▸ Short exercise
Make an exact copy of all the entries below, with the pictures left out.

▸ Supplied records

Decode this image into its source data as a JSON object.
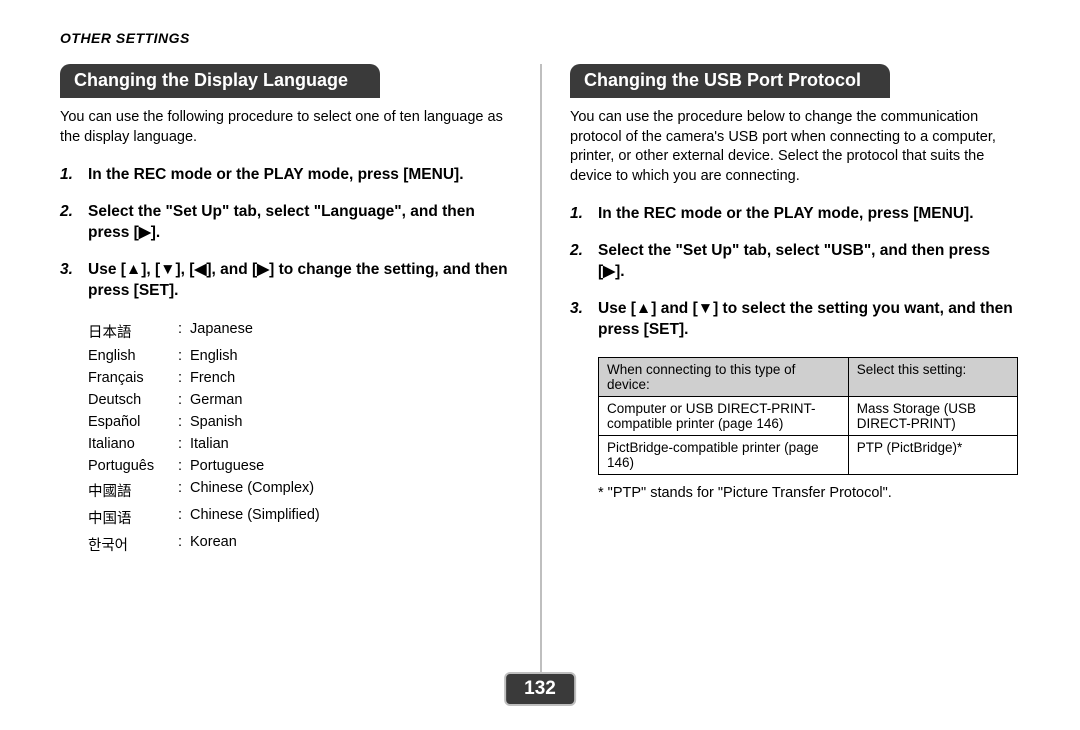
{
  "colors": {
    "header_bg": "#3a3a3a",
    "header_fg": "#ffffff",
    "divider": "#bfbfbf",
    "table_header_bg": "#cfcfcf",
    "table_border": "#000000",
    "page_number_bg": "#3a3a3a",
    "page_number_border": "#bfbfbf",
    "text": "#000000",
    "background": "#ffffff"
  },
  "header": "OTHER SETTINGS",
  "page_number": "132",
  "left": {
    "title": "Changing the Display Language",
    "intro": "You can use the following procedure to select one of ten language as the display language.",
    "steps": [
      "In the REC mode or the PLAY mode, press [MENU].",
      "Select the \"Set Up\" tab, select \"Language\", and then press [▶].",
      "Use [▲], [▼], [◀], and [▶] to change the setting, and then press [SET]."
    ],
    "languages": [
      {
        "native": "日本語",
        "english": "Japanese"
      },
      {
        "native": "English",
        "english": "English"
      },
      {
        "native": "Français",
        "english": "French"
      },
      {
        "native": "Deutsch",
        "english": "German"
      },
      {
        "native": "Español",
        "english": "Spanish"
      },
      {
        "native": "Italiano",
        "english": "Italian"
      },
      {
        "native": "Português",
        "english": "Portuguese"
      },
      {
        "native": "中國語",
        "english": "Chinese (Complex)"
      },
      {
        "native": "中国语",
        "english": "Chinese (Simplified)"
      },
      {
        "native": "한국어",
        "english": "Korean"
      }
    ]
  },
  "right": {
    "title": "Changing the USB Port Protocol",
    "intro": "You can use the procedure below to change the communication protocol of the camera's USB port when connecting to a computer, printer, or other external device. Select the protocol that suits the device to which you are connecting.",
    "steps": [
      "In the REC mode or the PLAY mode, press [MENU].",
      "Select the \"Set Up\" tab, select \"USB\", and then press [▶].",
      "Use [▲] and [▼] to select the setting you want, and then press [SET]."
    ],
    "table": {
      "headers": [
        "When connecting to this type of device:",
        "Select this setting:"
      ],
      "rows": [
        [
          "Computer or USB DIRECT-PRINT-compatible printer (page 146)",
          "Mass Storage (USB DIRECT-PRINT)"
        ],
        [
          "PictBridge-compatible printer (page 146)",
          "PTP (PictBridge)*"
        ]
      ]
    },
    "footnote": "* \"PTP\" stands for \"Picture Transfer Protocol\"."
  }
}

▸ Task output
Decode this image into its source data as a JSON object.
{
  "colors": {
    "header_bg": "#3a3a3a",
    "header_fg": "#ffffff",
    "divider": "#bfbfbf",
    "table_header_bg": "#cfcfcf",
    "table_border": "#000000",
    "page_number_bg": "#3a3a3a",
    "page_number_border": "#bfbfbf",
    "text": "#000000",
    "background": "#ffffff"
  },
  "header": "OTHER SETTINGS",
  "page_number": "132",
  "left": {
    "title": "Changing the Display Language",
    "intro": "You can use the following procedure to select one of ten language as the display language.",
    "steps": [
      "In the REC mode or the PLAY mode, press [MENU].",
      "Select the \"Set Up\" tab, select \"Language\", and then press [▶].",
      "Use [▲], [▼], [◀], and [▶] to change the setting, and then press [SET]."
    ],
    "languages": [
      {
        "native": "日本語",
        "english": "Japanese"
      },
      {
        "native": "English",
        "english": "English"
      },
      {
        "native": "Français",
        "english": "French"
      },
      {
        "native": "Deutsch",
        "english": "German"
      },
      {
        "native": "Español",
        "english": "Spanish"
      },
      {
        "native": "Italiano",
        "english": "Italian"
      },
      {
        "native": "Português",
        "english": "Portuguese"
      },
      {
        "native": "中國語",
        "english": "Chinese (Complex)"
      },
      {
        "native": "中国语",
        "english": "Chinese (Simplified)"
      },
      {
        "native": "한국어",
        "english": "Korean"
      }
    ]
  },
  "right": {
    "title": "Changing the USB Port Protocol",
    "intro": "You can use the procedure below to change the communication protocol of the camera's USB port when connecting to a computer, printer, or other external device. Select the protocol that suits the device to which you are connecting.",
    "steps": [
      "In the REC mode or the PLAY mode, press [MENU].",
      "Select the \"Set Up\" tab, select \"USB\", and then press [▶].",
      "Use [▲] and [▼] to select the setting you want, and then press [SET]."
    ],
    "table": {
      "headers": [
        "When connecting to this type of device:",
        "Select this setting:"
      ],
      "rows": [
        [
          "Computer or USB DIRECT-PRINT-compatible printer (page 146)",
          "Mass Storage (USB DIRECT-PRINT)"
        ],
        [
          "PictBridge-compatible printer (page 146)",
          "PTP (PictBridge)*"
        ]
      ]
    },
    "footnote": "* \"PTP\" stands for \"Picture Transfer Protocol\"."
  }
}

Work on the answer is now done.